-- Job --
Write out each entry again. Keep every word exactly as it is.

-- Data for this task --
-- BEGIN --

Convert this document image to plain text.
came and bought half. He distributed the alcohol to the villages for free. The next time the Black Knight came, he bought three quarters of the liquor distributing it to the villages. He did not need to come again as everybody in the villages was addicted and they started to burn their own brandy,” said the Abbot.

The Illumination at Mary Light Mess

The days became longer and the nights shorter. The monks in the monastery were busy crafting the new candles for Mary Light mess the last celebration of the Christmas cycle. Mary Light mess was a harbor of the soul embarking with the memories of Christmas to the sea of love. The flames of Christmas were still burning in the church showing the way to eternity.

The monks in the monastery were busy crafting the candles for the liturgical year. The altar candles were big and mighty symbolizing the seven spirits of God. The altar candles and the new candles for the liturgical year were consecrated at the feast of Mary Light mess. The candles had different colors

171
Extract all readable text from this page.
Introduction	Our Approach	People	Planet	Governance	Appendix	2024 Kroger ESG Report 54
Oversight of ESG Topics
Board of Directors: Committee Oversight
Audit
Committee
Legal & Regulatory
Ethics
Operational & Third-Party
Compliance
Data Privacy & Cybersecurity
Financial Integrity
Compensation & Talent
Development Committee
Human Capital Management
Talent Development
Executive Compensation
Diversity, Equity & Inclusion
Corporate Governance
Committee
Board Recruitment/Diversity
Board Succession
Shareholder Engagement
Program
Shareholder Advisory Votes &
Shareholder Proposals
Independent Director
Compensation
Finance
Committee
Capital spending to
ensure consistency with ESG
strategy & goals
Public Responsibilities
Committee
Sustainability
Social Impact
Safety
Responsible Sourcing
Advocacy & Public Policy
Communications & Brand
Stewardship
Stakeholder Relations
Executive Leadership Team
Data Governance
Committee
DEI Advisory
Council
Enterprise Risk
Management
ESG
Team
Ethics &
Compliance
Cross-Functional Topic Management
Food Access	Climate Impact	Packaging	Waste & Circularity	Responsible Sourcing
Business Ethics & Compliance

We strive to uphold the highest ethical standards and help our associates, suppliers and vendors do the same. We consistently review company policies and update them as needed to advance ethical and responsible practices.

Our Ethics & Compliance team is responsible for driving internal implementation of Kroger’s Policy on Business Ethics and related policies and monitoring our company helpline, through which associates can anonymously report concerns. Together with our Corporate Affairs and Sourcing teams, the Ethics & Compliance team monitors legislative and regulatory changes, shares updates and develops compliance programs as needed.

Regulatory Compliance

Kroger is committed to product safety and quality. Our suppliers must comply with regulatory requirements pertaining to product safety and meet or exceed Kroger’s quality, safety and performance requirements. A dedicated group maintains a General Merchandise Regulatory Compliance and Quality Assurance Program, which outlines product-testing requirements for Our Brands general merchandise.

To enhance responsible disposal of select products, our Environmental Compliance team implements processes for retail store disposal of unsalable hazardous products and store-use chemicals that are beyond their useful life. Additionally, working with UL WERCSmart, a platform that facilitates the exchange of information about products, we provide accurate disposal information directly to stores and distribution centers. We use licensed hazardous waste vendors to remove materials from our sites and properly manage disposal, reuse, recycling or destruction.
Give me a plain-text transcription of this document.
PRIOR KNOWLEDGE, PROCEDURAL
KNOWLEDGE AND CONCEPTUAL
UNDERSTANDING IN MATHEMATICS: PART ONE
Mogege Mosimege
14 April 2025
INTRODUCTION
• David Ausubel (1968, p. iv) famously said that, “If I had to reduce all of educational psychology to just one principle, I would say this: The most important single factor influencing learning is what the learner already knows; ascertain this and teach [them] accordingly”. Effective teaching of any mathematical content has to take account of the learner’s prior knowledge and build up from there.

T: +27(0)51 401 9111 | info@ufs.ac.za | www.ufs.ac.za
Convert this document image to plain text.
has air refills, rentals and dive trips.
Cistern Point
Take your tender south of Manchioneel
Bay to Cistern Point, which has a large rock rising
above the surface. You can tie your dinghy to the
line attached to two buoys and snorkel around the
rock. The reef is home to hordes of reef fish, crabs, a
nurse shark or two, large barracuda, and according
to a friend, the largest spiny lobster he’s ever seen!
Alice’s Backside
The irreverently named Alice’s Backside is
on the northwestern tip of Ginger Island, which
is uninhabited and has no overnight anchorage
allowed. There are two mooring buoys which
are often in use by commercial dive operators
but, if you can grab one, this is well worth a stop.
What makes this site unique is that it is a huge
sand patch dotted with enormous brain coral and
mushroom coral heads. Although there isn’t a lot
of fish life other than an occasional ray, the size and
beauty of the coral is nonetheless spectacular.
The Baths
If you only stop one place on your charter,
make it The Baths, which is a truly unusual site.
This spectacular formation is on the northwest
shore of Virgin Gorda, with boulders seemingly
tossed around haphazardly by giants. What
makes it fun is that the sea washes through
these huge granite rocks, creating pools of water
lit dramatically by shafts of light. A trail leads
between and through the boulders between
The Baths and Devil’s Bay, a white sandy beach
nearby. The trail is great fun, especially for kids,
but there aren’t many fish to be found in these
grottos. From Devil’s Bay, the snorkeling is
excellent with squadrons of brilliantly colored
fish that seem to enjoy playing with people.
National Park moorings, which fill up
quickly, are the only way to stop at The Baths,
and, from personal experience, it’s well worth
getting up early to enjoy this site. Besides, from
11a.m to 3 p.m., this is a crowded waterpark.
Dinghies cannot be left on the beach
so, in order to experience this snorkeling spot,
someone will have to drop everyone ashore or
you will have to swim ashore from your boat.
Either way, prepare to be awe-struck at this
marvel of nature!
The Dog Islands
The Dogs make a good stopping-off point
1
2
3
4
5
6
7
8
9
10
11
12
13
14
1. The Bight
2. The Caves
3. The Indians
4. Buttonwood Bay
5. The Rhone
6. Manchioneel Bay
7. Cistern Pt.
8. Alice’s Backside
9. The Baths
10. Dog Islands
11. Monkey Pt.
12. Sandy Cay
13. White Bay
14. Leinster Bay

-- END --

-- Exercise result --
Convert this document image to plain text.
came and bought half. He distributed the alcohol to the villages for free. The next time the Black Knight came, he bought three quarters of the liquor distributing it to the villages. He did not need to come again as everybody in the villages was addicted and they started to burn their own brandy,” said the Abbot.

The Illumination at Mary Light Mess

The days became longer and the nights shorter. The monks in the monastery were busy crafting the new candles for Mary Light mess the last celebration of the Christmas cycle. Mary Light mess was a harbor of the soul embarking with the memories of Christmas to the sea of love. The flames of Christmas were still burning in the church showing the way to eternity.

The monks in the monastery were busy crafting the candles for the liturgical year. The altar candles were big and mighty symbolizing the seven spirits of God. The altar candles and the new candles for the liturgical year were consecrated at the feast of Mary Light mess. The candles had different colors

171
Extract all readable text from this page.
Introduction	Our Approach	People	Planet	Governance	Appendix	2024 Kroger ESG Report 54
Oversight of ESG Topics
Board of Directors: Committee Oversight
Audit
Committee
Legal & Regulatory
Ethics
Operational & Third-Party
Compliance
Data Privacy & Cybersecurity
Financial Integrity
Compensation & Talent
Development Committee
Human Capital Management
Talent Development
Executive Compensation
Diversity, Equity & Inclusion
Corporate Governance
Committee
Board Recruitment/Diversity
Board Succession
Shareholder Engagement
Program
Shareholder Advisory Votes &
Shareholder Proposals
Independent Director
Compensation
Finance
Committee
Capital spending to
ensure consistency with ESG
strategy & goals
Public Responsibilities
Committee
Sustainability
Social Impact
Safety
Responsible Sourcing
Advocacy & Public Policy
Communications & Brand
Stewardship
Stakeholder Relations
Executive Leadership Team
Data Governance
Committee
DEI Advisory
Council
Enterprise Risk
Management
ESG
Team
Ethics &
Compliance
Cross-Functional Topic Management
Food Access	Climate Impact	Packaging	Waste & Circularity	Responsible Sourcing
Business Ethics & Compliance

We strive to uphold the highest ethical standards and help our associates, suppliers and vendors do the same. We consistently review company policies and update them as needed to advance ethical and responsible practices.

Our Ethics & Compliance team is responsible for driving internal implementation of Kroger’s Policy on Business Ethics and related policies and monitoring our company helpline, through which associates can anonymously report concerns. Together with our Corporate Affairs and Sourcing teams, the Ethics & Compliance team monitors legislative and regulatory changes, shares updates and develops compliance programs as needed.

Regulatory Compliance

Kroger is committed to product safety and quality. Our suppliers must comply with regulatory requirements pertaining to product safety and meet or exceed Kroger’s quality, safety and performance requirements. A dedicated group maintains a General Merchandise Regulatory Compliance and Quality Assurance Program, which outlines product-testing requirements for Our Brands general merchandise.

To enhance responsible disposal of select products, our Environmental Compliance team implements processes for retail store disposal of unsalable hazardous products and store-use chemicals that are beyond their useful life. Additionally, working with UL WERCSmart, a platform that facilitates the exchange of information about products, we provide accurate disposal information directly to stores and distribution centers. We use licensed hazardous waste vendors to remove materials from our sites and properly manage disposal, reuse, recycling or destruction.
Give me a plain-text transcription of this document.
PRIOR KNOWLEDGE, PROCEDURAL
KNOWLEDGE AND CONCEPTUAL
UNDERSTANDING IN MATHEMATICS: PART ONE
Mogege Mosimege
14 April 2025
INTRODUCTION
• David Ausubel (1968, p. iv) famously said that, “If I had to reduce all of educational psychology to just one principle, I would say this: The most important single factor influencing learning is what the learner already knows; ascertain this and teach [them] accordingly”. Effective teaching of any mathematical content has to take account of the learner’s prior knowledge and build up from there.

T: +27(0)51 401 9111 | info@ufs.ac.za | www.ufs.ac.za
Convert this document image to plain text.
has air refills, rentals and dive trips.
Cistern Point
Take your tender south of Manchioneel
Bay to Cistern Point, which has a large rock rising
above the surface. You can tie your dinghy to the
line attached to two buoys and snorkel around the
rock. The reef is home to hordes of reef fish, crabs, a
nurse shark or two, large barracuda, and according
to a friend, the largest spiny lobster he’s ever seen!
Alice’s Backside
The irreverently named Alice’s Backside is
on the northwestern tip of Ginger Island, which
is uninhabited and has no overnight anchorage
allowed. There are two mooring buoys which
are often in use by commercial dive operators
but, if you can grab one, this is well worth a stop.
What makes this site unique is that it is a huge
sand patch dotted with enormous brain coral and
mushroom coral heads. Although there isn’t a lot
of fish life other than an occasional ray, the size and
beauty of the coral is nonetheless spectacular.
The Baths
If you only stop one place on your charter,
make it The Baths, which is a truly unusual site.
This spectacular formation is on the northwest
shore of Virgin Gorda, with boulders seemingly
tossed around haphazardly by giants. What
makes it fun is that the sea washes through
these huge granite rocks, creating pools of water
lit dramatically by shafts of light. A trail leads
between and through the boulders between
The Baths and Devil’s Bay, a white sandy beach
nearby. The trail is great fun, especially for kids,
but there aren’t many fish to be found in these
grottos. From Devil’s Bay, the snorkeling is
excellent with squadrons of brilliantly colored
fish that seem to enjoy playing with people.
National Park moorings, which fill up
quickly, are the only way to stop at The Baths,
and, from personal experience, it’s well worth
getting up early to enjoy this site. Besides, from
11a.m to 3 p.m., this is a crowded waterpark.
Dinghies cannot be left on the beach
so, in order to experience this snorkeling spot,
someone will have to drop everyone ashore or
you will have to swim ashore from your boat.
Either way, prepare to be awe-struck at this
marvel of nature!
The Dog Islands
The Dogs make a good stopping-off point
1
2
3
4
5
6
7
8
9
10
11
12
13
14
1. The Bight
2. The Caves
3. The Indians
4. Buttonwood Bay
5. The Rhone
6. Manchioneel Bay
7. Cistern Pt.
8. Alice’s Backside
9. The Baths
10. Dog Islands
11. Monkey Pt.
12. Sandy Cay
13. White Bay
14. Leinster Bay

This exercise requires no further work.